Put each line of the rows below into a Markdown table with two columns, Number and Entry, giving every line its own sequential number and omitting blank lines. Leave the pictures out of the table.

● ● ● ● ●

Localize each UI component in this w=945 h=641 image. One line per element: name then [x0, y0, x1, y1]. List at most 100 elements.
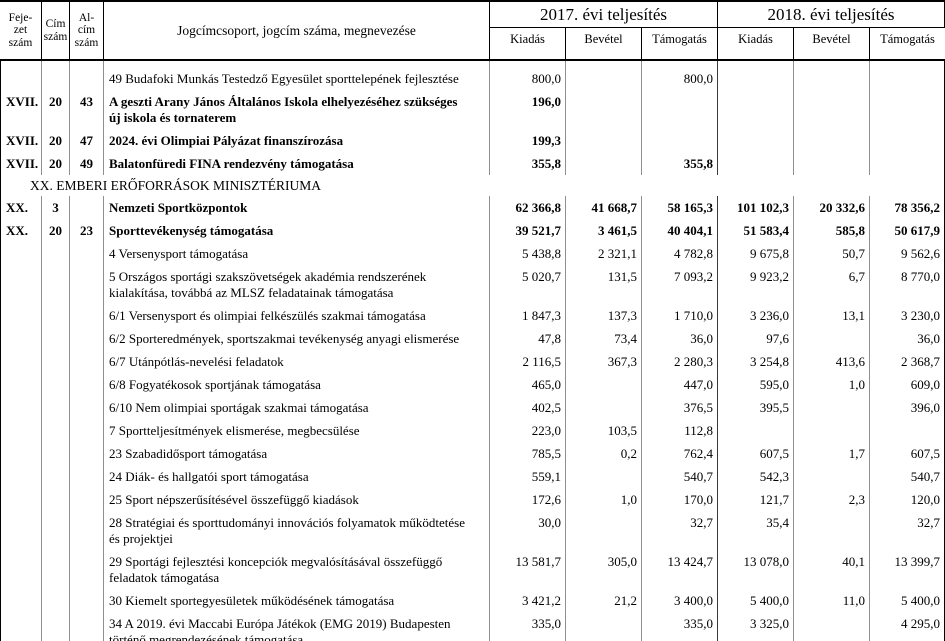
value-cell-2017-bevetel [566, 152, 642, 175]
value-cell-2018-tamogatas [870, 419, 945, 442]
column-header-2017-tamogatas: Támogatás [642, 28, 718, 59]
value-cell-2017-tamogatas [642, 129, 718, 152]
value-cell-2017-bevetel: 41 668,7 [566, 196, 642, 219]
value-cell-2018-bevetel: 50,7 [794, 242, 870, 265]
value-cell-2017-tamogatas: 376,5 [642, 396, 718, 419]
value-cell-2017-bevetel [566, 612, 642, 641]
value-cell-2017-kiadas: 402,5 [490, 396, 566, 419]
cim-szam-cell [42, 511, 70, 550]
jogcim-name-cell: Sporttevékenység támogatása [104, 219, 490, 242]
value-cell-2017-tamogatas: 4 782,8 [642, 242, 718, 265]
value-cell-2017-bevetel [566, 396, 642, 419]
value-cell-2018-bevetel [794, 90, 870, 129]
cim-szam-cell [42, 488, 70, 511]
cim-szam-cell [42, 589, 70, 612]
column-header-alcim-szam: Al- cím szám [70, 2, 104, 59]
jogcim-name-cell: 23 Szabadidősport támogatása [104, 442, 490, 465]
column-header-jogcimcsoport: Jogcímcsoport, jogcím száma, megnevezése [104, 2, 490, 59]
alcim-szam-cell [70, 304, 104, 327]
value-cell-2017-bevetel: 21,2 [566, 589, 642, 612]
jogcim-name-cell: 29 Sportági fejlesztési koncepciók megva… [104, 550, 490, 589]
alcim-szam-cell [70, 465, 104, 488]
cim-szam-cell [42, 265, 70, 304]
fejezet-szam-cell [0, 242, 42, 265]
value-cell-2018-kiadas: 13 078,0 [718, 550, 794, 589]
alcim-szam-cell [70, 419, 104, 442]
value-cell-2017-tamogatas: 1 710,0 [642, 304, 718, 327]
value-cell-2017-bevetel: 1,0 [566, 488, 642, 511]
value-cell-2018-kiadas [718, 129, 794, 152]
value-cell-2017-tamogatas: 13 424,7 [642, 550, 718, 589]
value-cell-2018-kiadas: 542,3 [718, 465, 794, 488]
value-cell-2018-tamogatas: 120,0 [870, 488, 945, 511]
fejezet-szam-cell [0, 265, 42, 304]
value-cell-2018-kiadas [718, 419, 794, 442]
value-cell-2018-bevetel: 11,0 [794, 589, 870, 612]
cim-szam-cell [42, 419, 70, 442]
fejezet-szam-cell [0, 327, 42, 350]
spacer-cell [42, 61, 70, 67]
spacer-cell [70, 61, 104, 67]
fejezet-szam-cell: XX. [0, 196, 42, 219]
value-cell-2017-kiadas: 39 521,7 [490, 219, 566, 242]
column-header-2017-kiadas: Kiadás [490, 28, 566, 59]
alcim-szam-cell [70, 327, 104, 350]
value-cell-2018-tamogatas: 2 368,7 [870, 350, 945, 373]
alcim-szam-cell [70, 612, 104, 641]
fejezet-szam-cell: XVII. [0, 152, 42, 175]
value-cell-2018-kiadas: 395,5 [718, 396, 794, 419]
value-cell-2018-bevetel: 1,0 [794, 373, 870, 396]
value-cell-2018-tamogatas: 13 399,7 [870, 550, 945, 589]
value-cell-2017-tamogatas: 2 280,3 [642, 350, 718, 373]
cim-szam-cell: 20 [42, 90, 70, 129]
section-heading-row: XX. EMBERI ERŐFORRÁSOK MINISZTÉRIUMA [0, 175, 945, 196]
value-cell-2018-tamogatas: 36,0 [870, 327, 945, 350]
value-cell-2017-kiadas: 199,3 [490, 129, 566, 152]
fejezet-szam-cell [0, 350, 42, 373]
value-cell-2018-kiadas: 3 325,0 [718, 612, 794, 641]
value-cell-2017-tamogatas: 540,7 [642, 465, 718, 488]
value-cell-2018-kiadas: 5 400,0 [718, 589, 794, 612]
column-header-fejezet-szam: Feje- zet szám [0, 2, 42, 59]
fejezet-szam-cell: XVII. [0, 90, 42, 129]
value-cell-2018-bevetel: 13,1 [794, 304, 870, 327]
value-cell-2017-bevetel [566, 373, 642, 396]
jogcim-name-cell: Nemzeti Sportközpontok [104, 196, 490, 219]
value-cell-2018-tamogatas: 607,5 [870, 442, 945, 465]
fejezet-szam-cell [0, 550, 42, 589]
fejezet-szam-cell [0, 419, 42, 442]
value-cell-2018-kiadas: 121,7 [718, 488, 794, 511]
alcim-szam-cell [70, 242, 104, 265]
value-cell-2018-bevetel [794, 465, 870, 488]
jogcim-name-cell: 28 Stratégiai és sporttudományi innováci… [104, 511, 490, 550]
value-cell-2018-bevetel [794, 419, 870, 442]
value-cell-2017-kiadas: 2 116,5 [490, 350, 566, 373]
value-cell-2017-tamogatas: 762,4 [642, 442, 718, 465]
value-cell-2018-tamogatas [870, 129, 945, 152]
cim-szam-cell [42, 373, 70, 396]
jogcim-name-cell: A geszti Arany János Általános Iskola el… [104, 90, 490, 129]
column-header-2017-bevetel: Bevétel [566, 28, 642, 59]
fejezet-szam-cell [0, 442, 42, 465]
fejezet-szam-cell: XX. [0, 219, 42, 242]
value-cell-2017-kiadas: 559,1 [490, 465, 566, 488]
alcim-szam-cell [70, 488, 104, 511]
value-cell-2018-kiadas: 51 583,4 [718, 219, 794, 242]
value-cell-2018-tamogatas: 5 400,0 [870, 589, 945, 612]
value-cell-2018-kiadas: 9 923,2 [718, 265, 794, 304]
value-cell-2018-kiadas: 9 675,8 [718, 242, 794, 265]
jogcim-name-cell: 49 Budafoki Munkás Testedző Egyesület sp… [104, 67, 490, 90]
column-group-2018-teljesites: 2018. évi teljesítés [718, 2, 945, 28]
fejezet-szam-cell [0, 465, 42, 488]
value-cell-2017-tamogatas: 112,8 [642, 419, 718, 442]
value-cell-2017-tamogatas: 32,7 [642, 511, 718, 550]
value-cell-2018-tamogatas: 609,0 [870, 373, 945, 396]
fejezet-szam-cell [0, 373, 42, 396]
jogcim-name-cell: 30 Kiemelt sportegyesületek működésének … [104, 589, 490, 612]
value-cell-2018-bevetel: 413,6 [794, 350, 870, 373]
fejezet-szam-cell [0, 488, 42, 511]
value-cell-2018-tamogatas: 8 770,0 [870, 265, 945, 304]
value-cell-2018-bevetel: 6,7 [794, 265, 870, 304]
jogcim-name-cell: Balatonfüredi FINA rendezvény támogatása [104, 152, 490, 175]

● ● ● ● ●

#### Task response
| Number | Entry |
|---|---|
| 1 | Localize each UI component in this w=945 h=641 image. One line per element: name then [x0, y0, x1, y1]. List at most 100 elements. |
| 2 | value-cell-2017-bevetel [566, 152, 642, 175] |
| 3 | value-cell-2018-tamogatas [870, 419, 945, 442] |
| 4 | column-header-2017-tamogatas: Támogatás [642, 28, 718, 59] |
| 5 | value-cell-2017-tamogatas [642, 129, 718, 152] |
| 6 | value-cell-2017-bevetel: 41 668,7 [566, 196, 642, 219] |
| 7 | value-cell-2018-bevetel: 50,7 [794, 242, 870, 265] |
| 8 | value-cell-2017-tamogatas: 376,5 [642, 396, 718, 419] |
| 9 | value-cell-2017-bevetel [566, 612, 642, 641] |
| 10 | value-cell-2017-kiadas: 402,5 [490, 396, 566, 419] |
| 11 | cim-szam-cell [42, 511, 70, 550] |
| 12 | jogcim-name-cell: Sporttevékenység támogatása [104, 219, 490, 242] |
| 13 | value-cell-2017-tamogatas: 4 782,8 [642, 242, 718, 265] |
| 14 | value-cell-2017-bevetel [566, 396, 642, 419] |
| 15 | value-cell-2018-bevetel [794, 90, 870, 129] |
| 16 | cim-szam-cell [42, 488, 70, 511] |
| 17 | cim-szam-cell [42, 589, 70, 612] |
| 18 | column-header-alcim-szam: Al- cím szám [70, 2, 104, 59] |
| 19 | jogcim-name-cell: 23 Szabadidősport támogatása [104, 442, 490, 465] |
| 20 | column-header-jogcimcsoport: Jogcímcsoport, jogcím száma, megnevezése [104, 2, 490, 59] |
| 21 | alcim-szam-cell [70, 304, 104, 327] |
| 22 | value-cell-2017-bevetel: 21,2 [566, 589, 642, 612] |
| 23 | jogcim-name-cell: 29 Sportági fejlesztési koncepciók megva… [104, 550, 490, 589] |
| 24 | alcim-szam-cell [70, 465, 104, 488] |
| 25 | cim-szam-cell [42, 265, 70, 304] |
| 26 | fejezet-szam-cell [0, 242, 42, 265] |
| 27 | value-cell-2018-kiadas: 13 078,0 [718, 550, 794, 589] |
| 28 | alcim-szam-cell [70, 419, 104, 442] |
| 29 | value-cell-2017-tamogatas: 1 710,0 [642, 304, 718, 327] |
| 30 | value-cell-2017-bevetel: 1,0 [566, 488, 642, 511] |
| 31 | value-cell-2018-kiadas [718, 129, 794, 152] |
| 32 | value-cell-2017-tamogatas: 13 424,7 [642, 550, 718, 589] |
| 33 | value-cell-2018-kiadas: 542,3 [718, 465, 794, 488] |
| 34 | value-cell-2018-tamogatas: 120,0 [870, 488, 945, 511] |
| 35 | fejezet-szam-cell [0, 265, 42, 304] |
| 36 | value-cell-2018-kiadas [718, 419, 794, 442] |
| 37 | value-cell-2018-bevetel: 11,0 [794, 589, 870, 612] |
| 38 | cim-szam-cell [42, 419, 70, 442] |
| 39 | fejezet-szam-cell [0, 327, 42, 350] |
| 40 | spacer-cell [42, 61, 70, 67] |
| 41 | spacer-cell [70, 61, 104, 67] |
| 42 | fejezet-szam-cell: XX. [0, 196, 42, 219] |
| 43 | value-cell-2017-kiadas: 39 521,7 [490, 219, 566, 242] |
| 44 | column-header-2017-kiadas: Kiadás [490, 28, 566, 59] |
| 45 | alcim-szam-cell [70, 327, 104, 350] |
| 46 | value-cell-2018-tamogatas: 2 368,7 [870, 350, 945, 373] |
| 47 | alcim-szam-cell [70, 612, 104, 641] |
| 48 | fejezet-szam-cell: XVII. [0, 152, 42, 175] |
| 49 | value-cell-2018-kiadas: 395,5 [718, 396, 794, 419] |
| 50 | value-cell-2018-bevetel: 1,0 [794, 373, 870, 396] |
| 51 | value-cell-2018-tamogatas: 13 399,7 [870, 550, 945, 589] |
| 52 | value-cell-2017-tamogatas: 2 280,3 [642, 350, 718, 373] |
| 53 | cim-szam-cell: 20 [42, 90, 70, 129] |
| 54 | section-heading-row: XX. EMBERI ERŐFORRÁSOK MINISZTÉRIUMA [0, 175, 945, 196] |
| 55 | value-cell-2018-tamogatas: 36,0 [870, 327, 945, 350] |
| 56 | value-cell-2017-kiadas: 199,3 [490, 129, 566, 152] |
| 57 | fejezet-szam-cell [0, 350, 42, 373] |
| 58 | value-cell-2018-kiadas: 3 325,0 [718, 612, 794, 641] |
| 59 | value-cell-2017-tamogatas: 540,7 [642, 465, 718, 488] |
| 60 | value-cell-2018-kiadas: 5 400,0 [718, 589, 794, 612] |
| 61 | column-header-fejezet-szam: Feje- zet szám [0, 2, 42, 59] |
| 62 | fejezet-szam-cell: XVII. [0, 90, 42, 129] |
| 63 | value-cell-2018-bevetel: 13,1 [794, 304, 870, 327] |
| 64 | value-cell-2017-bevetel [566, 373, 642, 396] |
| 65 | jogcim-name-cell: Nemzeti Sportközpontok [104, 196, 490, 219] |
| 66 | value-cell-2018-tamogatas: 607,5 [870, 442, 945, 465] |
| 67 | fejezet-szam-cell [0, 550, 42, 589] |
| 68 | fejezet-szam-cell [0, 419, 42, 442] |
| 69 | value-cell-2018-kiadas: 121,7 [718, 488, 794, 511] |
| 70 | alcim-szam-cell [70, 242, 104, 265] |
| 71 | value-cell-2018-bevetel [794, 465, 870, 488] |
| 72 | jogcim-name-cell: 28 Stratégiai és sporttudományi innováci… [104, 511, 490, 550] |
| 73 | value-cell-2018-bevetel [794, 419, 870, 442] |
| 74 | value-cell-2017-kiadas: 2 116,5 [490, 350, 566, 373] |
| 75 | value-cell-2017-tamogatas: 762,4 [642, 442, 718, 465] |
| 76 | value-cell-2018-tamogatas [870, 129, 945, 152] |
| 77 | cim-szam-cell [42, 373, 70, 396] |
| 78 | jogcim-name-cell: A geszti Arany János Általános Iskola el… [104, 90, 490, 129] |
| 79 | column-header-2017-bevetel: Bevétel [566, 28, 642, 59] |
| 80 | fejezet-szam-cell [0, 442, 42, 465] |
| 81 | fejezet-szam-cell: XX. [0, 219, 42, 242] |
| 82 | value-cell-2017-kiadas: 559,1 [490, 465, 566, 488] |
| 83 | alcim-szam-cell [70, 488, 104, 511] |
| 84 | value-cell-2018-kiadas: 51 583,4 [718, 219, 794, 242] |
| 85 | value-cell-2018-tamogatas: 5 400,0 [870, 589, 945, 612] |
| 86 | value-cell-2018-kiadas: 9 923,2 [718, 265, 794, 304] |
| 87 | value-cell-2018-kiadas: 9 675,8 [718, 242, 794, 265] |
| 88 | jogcim-name-cell: 49 Budafoki Munkás Testedző Egyesület sp… [104, 67, 490, 90] |
| 89 | column-group-2018-teljesites: 2018. évi teljesítés [718, 2, 945, 28] |
| 90 | fejezet-szam-cell [0, 465, 42, 488] |
| 91 | value-cell-2017-tamogatas: 112,8 [642, 419, 718, 442] |
| 92 | value-cell-2017-tamogatas: 32,7 [642, 511, 718, 550] |
| 93 | value-cell-2018-tamogatas: 609,0 [870, 373, 945, 396] |
| 94 | fejezet-szam-cell [0, 373, 42, 396] |
| 95 | jogcim-name-cell: 30 Kiemelt sportegyesületek működésének … [104, 589, 490, 612] |
| 96 | value-cell-2018-bevetel: 413,6 [794, 350, 870, 373] |
| 97 | fejezet-szam-cell [0, 488, 42, 511] |
| 98 | value-cell-2018-tamogatas: 8 770,0 [870, 265, 945, 304] |
| 99 | value-cell-2018-bevetel: 6,7 [794, 265, 870, 304] |
| 100 | jogcim-name-cell: Balatonfüredi FINA rendezvény támogatása [104, 152, 490, 175] |